» **Excerto do texto**:
⟨
São esforços louváveis, tanto mais úteis e incisivos se capazes de
conjugarem o exercício crítico do pensamento com a « vida de fé »
da Igreja, individuada especialmente « no carisma da verdade » do
Magistério e na « íntima inteligência que experimentam das coisas
espirituais » [25] sobretudo os Santos. Permanece o limite
apontado por Paulo VI: « Toda a explicação teológica que queira
penetrar de algum modo neste mistério, para estar de acordo com a fé
católica deve assegurar que na sua realidade objectiva,
independentemente do nosso entendimento, o pão e o vinho deixaram de
existir depois da consagração, de modo que a partir desse momento
são o corpo e o sangue adoráveis do Senhor Jesus que estão
realmente presentes diante de nós sob as espécies sacramentais do pão
e do vinho ».[26]
16. A eficácia salvífica do sacrifício realiza-se plenamente na
comunhão, ao recebermos o corpo e o sangue do Senhor. O sacrifício
eucarístico está particularmente orientado para a união íntima dos
fiéis com Cristo através da comunhão: recebemo-Lo a Ele mesmo
que Se ofereceu por nós, o seu corpo entregue por nós na cruz, o
seu sangue « derramado por muitos para a remissão dos pecados » (Mt
26, 28). Recordemos as suas palavras: « Assim como o Pai,
que vive, Me enviou e Eu vivo pelo Pai, assim também o que Me
come viverá por Mim » (Jo 6, 57). O próprio Jesus nos
assegura que tal união, por Ele afirmada em analogia com a união da
vida trinitária, se realiza verdadeiramente. A Eucaristia é
verdadeiro banquete, onde Cristo Se oferece como alimento. A
primeira vez que Jesus anunciou este alimento, os ouvintes ficaram
perplexos e desorientados, obrigando o Mestre a insistir na dimensão
real das suas palavras: « Em verdade, em verdade vos digo: Se não
comerdes a carne do Filho do Homem e não beberdes o seu sangue, não
tereis a vida em vós » (Jo 6, 53). Não se trata de alimento
em sentido metafórico, mas « a minha carne é, em verdade, uma
comida, e o meu sangue é, em verdade, uma bebida » (Jo 6,
55).
⟩
Registos extraídos:
⟨
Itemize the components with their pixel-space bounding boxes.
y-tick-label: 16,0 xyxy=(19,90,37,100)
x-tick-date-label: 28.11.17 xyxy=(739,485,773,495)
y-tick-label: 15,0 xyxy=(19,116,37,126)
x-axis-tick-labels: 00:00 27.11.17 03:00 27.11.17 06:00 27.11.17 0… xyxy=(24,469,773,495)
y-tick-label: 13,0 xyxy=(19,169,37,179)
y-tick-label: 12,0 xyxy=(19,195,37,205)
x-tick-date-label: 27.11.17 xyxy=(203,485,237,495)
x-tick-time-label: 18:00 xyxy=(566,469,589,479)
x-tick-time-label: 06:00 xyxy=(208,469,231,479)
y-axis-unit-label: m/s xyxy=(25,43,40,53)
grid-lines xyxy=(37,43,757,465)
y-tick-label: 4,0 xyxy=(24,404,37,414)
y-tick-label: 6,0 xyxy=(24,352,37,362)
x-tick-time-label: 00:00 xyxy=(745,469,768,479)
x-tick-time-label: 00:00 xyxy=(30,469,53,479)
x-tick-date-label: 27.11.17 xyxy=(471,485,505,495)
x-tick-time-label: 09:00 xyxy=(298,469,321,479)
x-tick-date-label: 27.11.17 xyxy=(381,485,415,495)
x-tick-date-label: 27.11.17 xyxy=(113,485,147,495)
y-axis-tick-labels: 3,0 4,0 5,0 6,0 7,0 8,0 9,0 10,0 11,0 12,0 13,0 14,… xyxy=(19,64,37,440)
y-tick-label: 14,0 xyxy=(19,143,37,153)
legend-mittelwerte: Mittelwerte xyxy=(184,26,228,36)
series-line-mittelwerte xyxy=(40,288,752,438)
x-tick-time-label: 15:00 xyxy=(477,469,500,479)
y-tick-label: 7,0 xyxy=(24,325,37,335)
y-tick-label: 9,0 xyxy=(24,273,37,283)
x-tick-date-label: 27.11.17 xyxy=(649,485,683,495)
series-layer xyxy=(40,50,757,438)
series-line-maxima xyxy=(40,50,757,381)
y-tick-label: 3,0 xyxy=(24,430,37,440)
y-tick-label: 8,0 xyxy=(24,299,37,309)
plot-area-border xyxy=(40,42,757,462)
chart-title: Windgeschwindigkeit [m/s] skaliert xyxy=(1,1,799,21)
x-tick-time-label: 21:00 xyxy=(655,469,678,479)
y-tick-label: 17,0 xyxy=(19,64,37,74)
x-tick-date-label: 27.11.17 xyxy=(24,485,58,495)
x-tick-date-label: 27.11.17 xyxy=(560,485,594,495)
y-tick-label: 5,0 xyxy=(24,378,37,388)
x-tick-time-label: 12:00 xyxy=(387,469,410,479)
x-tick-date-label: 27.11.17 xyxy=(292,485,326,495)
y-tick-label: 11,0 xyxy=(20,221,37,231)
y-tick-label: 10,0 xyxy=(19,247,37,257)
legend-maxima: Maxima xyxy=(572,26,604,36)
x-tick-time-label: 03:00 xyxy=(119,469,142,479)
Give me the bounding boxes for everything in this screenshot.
⟩
⟨
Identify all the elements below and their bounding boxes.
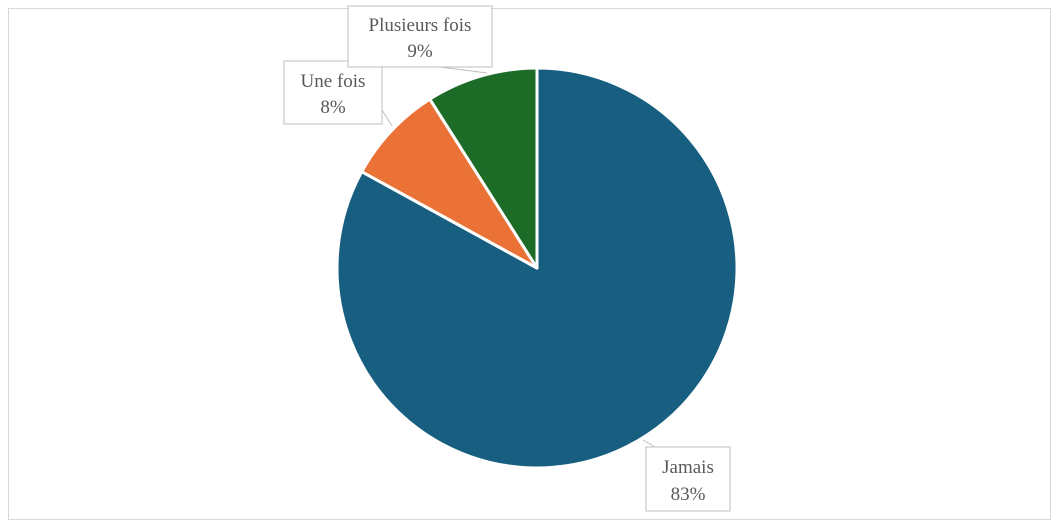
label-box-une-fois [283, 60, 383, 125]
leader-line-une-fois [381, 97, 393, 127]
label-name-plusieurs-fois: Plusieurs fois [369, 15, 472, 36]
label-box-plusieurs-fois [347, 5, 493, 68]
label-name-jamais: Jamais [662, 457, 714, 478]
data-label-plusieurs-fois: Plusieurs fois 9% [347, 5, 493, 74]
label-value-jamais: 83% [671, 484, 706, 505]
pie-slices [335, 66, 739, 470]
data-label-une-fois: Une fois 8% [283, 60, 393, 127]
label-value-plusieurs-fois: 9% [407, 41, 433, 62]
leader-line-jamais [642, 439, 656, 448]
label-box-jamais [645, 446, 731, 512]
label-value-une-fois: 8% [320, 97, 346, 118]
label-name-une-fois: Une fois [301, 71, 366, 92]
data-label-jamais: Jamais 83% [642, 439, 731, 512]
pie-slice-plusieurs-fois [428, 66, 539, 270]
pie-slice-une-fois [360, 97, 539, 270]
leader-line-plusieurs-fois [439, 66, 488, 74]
⟩
» **Instruções da tarefa**:
Prossiga o excerto sobre a Eucaristia a partir do ponto em que termina. Os itens não têm qualquer papel nesta tarefa.

» **Resposta da tarefa**:
17. Através da comunhão do seu corpo e sangue, Cristo
comunica-nos também o seu Espírito. Escreve S. Efrém: «
Chamou o pão seu corpo vivo, encheu-o de Si próprio e do seu
Espírito. [...] E aquele que o come com fé, come Fogo e
Espírito. [...] Tomai e comei-o todos; e, com ele, comei o
Espírito Santo. De facto, é verdadeiramente o meu corpo, e quem
o come viverá eternamente ».[27] A Igreja pede este Dom
divino, raiz de todos os outros dons, na epiclese eucarística.
Assim reza, por exemplo, a Divina Liturgia de S. João
Crisóstomo: « Nós vos invocamos, pedimos e suplicamos: enviai o
vosso Santo Espírito sobre todos nós e sobre estes dons, [...]
para que sirvam a quantos deles participarem de purificação da alma,
remissão dos pecados, comunicação do Espírito Santo
».[28] E, no Missal Romano, o celebrante suplica: «
Fazei que, alimentando-nos do Corpo e Sangue do vosso Filho,
cheios do seu Espírito Santo, sejamos em Cristo um só corpo e um
só espírito ».[29] Assim, pelo dom do seu corpo e sangue,
Cristo aumenta em nós o dom do seu Espírito, já infundido no
Baptismo e recebido como « selo » no sacramento da Confirmação.
18. A aclamação do povo depois da consagração termina com as
palavras « Vinde, Senhor Jesus », justamente exprimindo a tensão
escatológica que caracteriza a celebração eucarística (cf. 1 Cor
11, 26). A Eucaristia é tensão para a meta, antegozo da
alegria plena prometida por Cristo (cf. Jo 15, 11); de certa
forma, é antecipação do Paraíso, « penhor da futura glória
».[30]A Eucaristia é celebrada na ardente expectativa de
Alguém, ou seja, « enquanto esperamos a vinda gloriosa de Jesus
Cristo nosso Salvador ».[31] Quem se alimenta de Cristo na
Eucaristia não precisa de esperar o Além para receber a vida
eterna: já a possui na terra, como primícias da plenitude futura,
que envolverá o homem na sua totalidade. De facto, na Eucaristia
recebemos a garantia também da ressurreição do corpo no fim do
mundo: « Quem come a minha carne e bebe o meu sangue tem a vida
eterna e Eu ressuscitá-lo-ei no último dia » (Jo 6, 54).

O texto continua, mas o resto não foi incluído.